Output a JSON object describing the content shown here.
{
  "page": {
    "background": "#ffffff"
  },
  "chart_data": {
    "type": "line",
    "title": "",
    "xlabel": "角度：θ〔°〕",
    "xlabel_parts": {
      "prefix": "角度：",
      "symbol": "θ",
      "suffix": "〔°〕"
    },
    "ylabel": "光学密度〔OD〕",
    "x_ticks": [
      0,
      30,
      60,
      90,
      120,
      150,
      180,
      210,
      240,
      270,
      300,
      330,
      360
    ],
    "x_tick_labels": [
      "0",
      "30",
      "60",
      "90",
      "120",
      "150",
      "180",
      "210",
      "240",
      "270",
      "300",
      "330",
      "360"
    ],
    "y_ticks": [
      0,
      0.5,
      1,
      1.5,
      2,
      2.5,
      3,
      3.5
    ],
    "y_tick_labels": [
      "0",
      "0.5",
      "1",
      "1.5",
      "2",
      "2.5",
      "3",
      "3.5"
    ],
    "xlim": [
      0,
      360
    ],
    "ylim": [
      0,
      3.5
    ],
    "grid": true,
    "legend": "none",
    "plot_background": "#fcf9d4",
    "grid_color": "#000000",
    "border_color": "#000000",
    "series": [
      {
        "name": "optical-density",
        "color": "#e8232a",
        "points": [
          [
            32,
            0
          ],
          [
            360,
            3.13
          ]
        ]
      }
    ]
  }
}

**DIRECTION:** Extract the complete data, matching each line exactly.

**WRITTEN REPLY:**
Output a JSON object describing the content shown here.
{
  "page": {
    "background": "#ffffff"
  },
  "chart_data": {
    "type": "line",
    "title": "",
    "xlabel": "角度：θ〔°〕",
    "xlabel_parts": {
      "prefix": "角度：",
      "symbol": "θ",
      "suffix": "〔°〕"
    },
    "ylabel": "光学密度〔OD〕",
    "x_ticks": [
      0,
      30,
      60,
      90,
      120,
      150,
      180,
      210,
      240,
      270,
      300,
      330,
      360
    ],
    "x_tick_labels": [
      "0",
      "30",
      "60",
      "90",
      "120",
      "150",
      "180",
      "210",
      "240",
      "270",
      "300",
      "330",
      "360"
    ],
    "y_ticks": [
      0,
      0.5,
      1,
      1.5,
      2,
      2.5,
      3,
      3.5
    ],
    "y_tick_labels": [
      "0",
      "0.5",
      "1",
      "1.5",
      "2",
      "2.5",
      "3",
      "3.5"
    ],
    "xlim": [
      0,
      360
    ],
    "ylim": [
      0,
      3.5
    ],
    "grid": true,
    "legend": "none",
    "plot_background": "#fcf9d4",
    "grid_color": "#000000",
    "border_color": "#000000",
    "series": [
      {
        "name": "optical-density",
        "color": "#e8232a",
        "points": [
          [
            32,
            0
          ],
          [
            360,
            3.13
          ]
        ]
      }
    ]
  }
}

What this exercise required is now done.